>> Start

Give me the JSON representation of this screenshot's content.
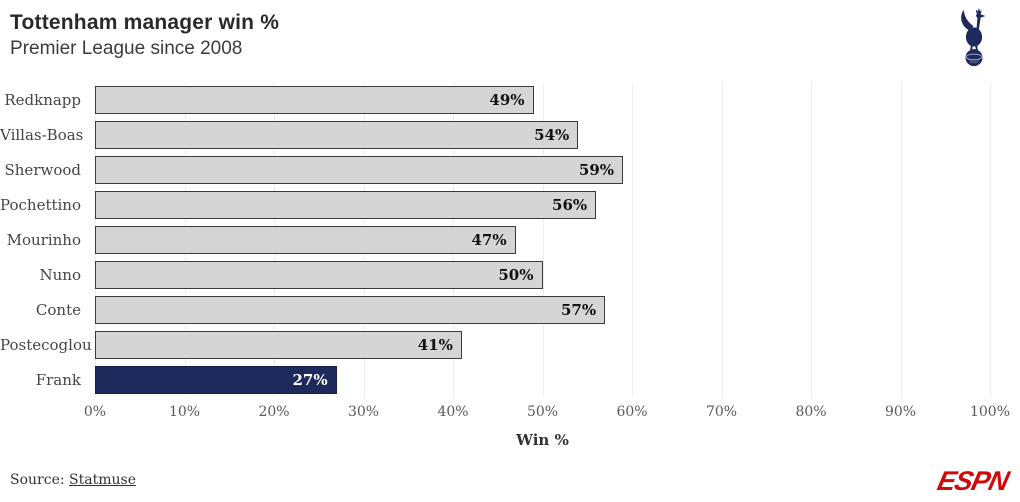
{
  "header": {
    "title": "Tottenham manager win %",
    "subtitle": "Premier League since 2008"
  },
  "chart_data": {
    "type": "bar",
    "orientation": "horizontal",
    "title": "Tottenham manager win %",
    "subtitle": "Premier League since 2008",
    "categories": [
      "Redknapp",
      "Villas-Boas",
      "Sherwood",
      "Pochettino",
      "Mourinho",
      "Nuno",
      "Conte",
      "Postecoglou",
      "Frank"
    ],
    "values": [
      49,
      54,
      59,
      56,
      47,
      50,
      57,
      41,
      27
    ],
    "value_labels": [
      "49%",
      "54%",
      "59%",
      "56%",
      "47%",
      "50%",
      "57%",
      "41%",
      "27%"
    ],
    "highlight_category": "Frank",
    "xlabel": "Win %",
    "xlim": [
      0,
      100
    ],
    "x_ticks": [
      "0%",
      "10%",
      "20%",
      "30%",
      "40%",
      "50%",
      "60%",
      "70%",
      "80%",
      "90%",
      "100%"
    ],
    "grid": "vertical",
    "legend": "none",
    "bar_color": "#d5d5d5",
    "bar_border_color": "#3b3b3b",
    "highlight_color": "#1e2a5c",
    "gridline_color": "#ececec"
  },
  "footer": {
    "source_prefix": "Source: ",
    "source_link": "Statmuse",
    "brand": "ESPN"
  },
  "icons": {
    "club_crest": "tottenham-hotspur-cockerel-on-ball",
    "crest_color": "#1e2a5c",
    "brand_color": "#cf0a0a"
  }
}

>> End

What you are asked to do: Repeat each record exactly as shown above, dropping all images.

Reply:
Give me the JSON representation of this screenshot's content.
{
  "header": {
    "title": "Tottenham manager win %",
    "subtitle": "Premier League since 2008"
  },
  "chart_data": {
    "type": "bar",
    "orientation": "horizontal",
    "title": "Tottenham manager win %",
    "subtitle": "Premier League since 2008",
    "categories": [
      "Redknapp",
      "Villas-Boas",
      "Sherwood",
      "Pochettino",
      "Mourinho",
      "Nuno",
      "Conte",
      "Postecoglou",
      "Frank"
    ],
    "values": [
      49,
      54,
      59,
      56,
      47,
      50,
      57,
      41,
      27
    ],
    "value_labels": [
      "49%",
      "54%",
      "59%",
      "56%",
      "47%",
      "50%",
      "57%",
      "41%",
      "27%"
    ],
    "highlight_category": "Frank",
    "xlabel": "Win %",
    "xlim": [
      0,
      100
    ],
    "x_ticks": [
      "0%",
      "10%",
      "20%",
      "30%",
      "40%",
      "50%",
      "60%",
      "70%",
      "80%",
      "90%",
      "100%"
    ],
    "grid": "vertical",
    "legend": "none",
    "bar_color": "#d5d5d5",
    "bar_border_color": "#3b3b3b",
    "highlight_color": "#1e2a5c",
    "gridline_color": "#ececec"
  },
  "footer": {
    "source_prefix": "Source: ",
    "source_link": "Statmuse",
    "brand": "ESPN"
  },
  "icons": {
    "club_crest": "tottenham-hotspur-cockerel-on-ball",
    "crest_color": "#1e2a5c",
    "brand_color": "#cf0a0a"
  }
}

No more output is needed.